Written problem - Only the pictures are to be left out; set down the rest of the records exactly.

Exercise material start

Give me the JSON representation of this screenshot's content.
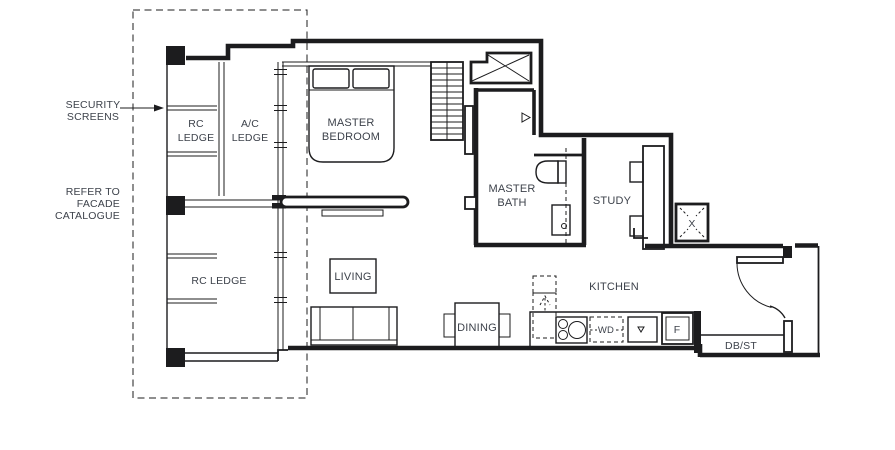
{
  "colors": {
    "line": "#1c1c1e",
    "text": "#3d424b",
    "background": "#ffffff"
  },
  "annotations": {
    "security_screens": {
      "line1": "SECURITY",
      "line2": "SCREENS"
    },
    "facade_note": {
      "line1": "REFER TO",
      "line2": "FACADE",
      "line3": "CATALOGUE"
    }
  },
  "areas": {
    "rc_ledge_top": {
      "line1": "RC",
      "line2": "LEDGE"
    },
    "ac_ledge": {
      "line1": "A/C",
      "line2": "LEDGE"
    },
    "master_bedroom": {
      "line1": "MASTER",
      "line2": "BEDROOM"
    },
    "master_bath": {
      "line1": "MASTER",
      "line2": "BATH"
    },
    "study": {
      "label": "STUDY"
    },
    "living": {
      "label": "LIVING"
    },
    "dining": {
      "label": "DINING"
    },
    "kitchen": {
      "label": "KITCHEN"
    },
    "rc_ledge_bottom": {
      "label": "RC LEDGE"
    }
  },
  "fixtures": {
    "washer_dryer": "WD",
    "fridge": "F",
    "db_store": "DB/ST",
    "ac_unit": "X"
  }
}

Exercise material end

Full output -
Give me the JSON representation of this screenshot's content.
{
  "colors": {
    "line": "#1c1c1e",
    "text": "#3d424b",
    "background": "#ffffff"
  },
  "annotations": {
    "security_screens": {
      "line1": "SECURITY",
      "line2": "SCREENS"
    },
    "facade_note": {
      "line1": "REFER TO",
      "line2": "FACADE",
      "line3": "CATALOGUE"
    }
  },
  "areas": {
    "rc_ledge_top": {
      "line1": "RC",
      "line2": "LEDGE"
    },
    "ac_ledge": {
      "line1": "A/C",
      "line2": "LEDGE"
    },
    "master_bedroom": {
      "line1": "MASTER",
      "line2": "BEDROOM"
    },
    "master_bath": {
      "line1": "MASTER",
      "line2": "BATH"
    },
    "study": {
      "label": "STUDY"
    },
    "living": {
      "label": "LIVING"
    },
    "dining": {
      "label": "DINING"
    },
    "kitchen": {
      "label": "KITCHEN"
    },
    "rc_ledge_bottom": {
      "label": "RC LEDGE"
    }
  },
  "fixtures": {
    "washer_dryer": "WD",
    "fridge": "F",
    "db_store": "DB/ST",
    "ac_unit": "X"
  }
}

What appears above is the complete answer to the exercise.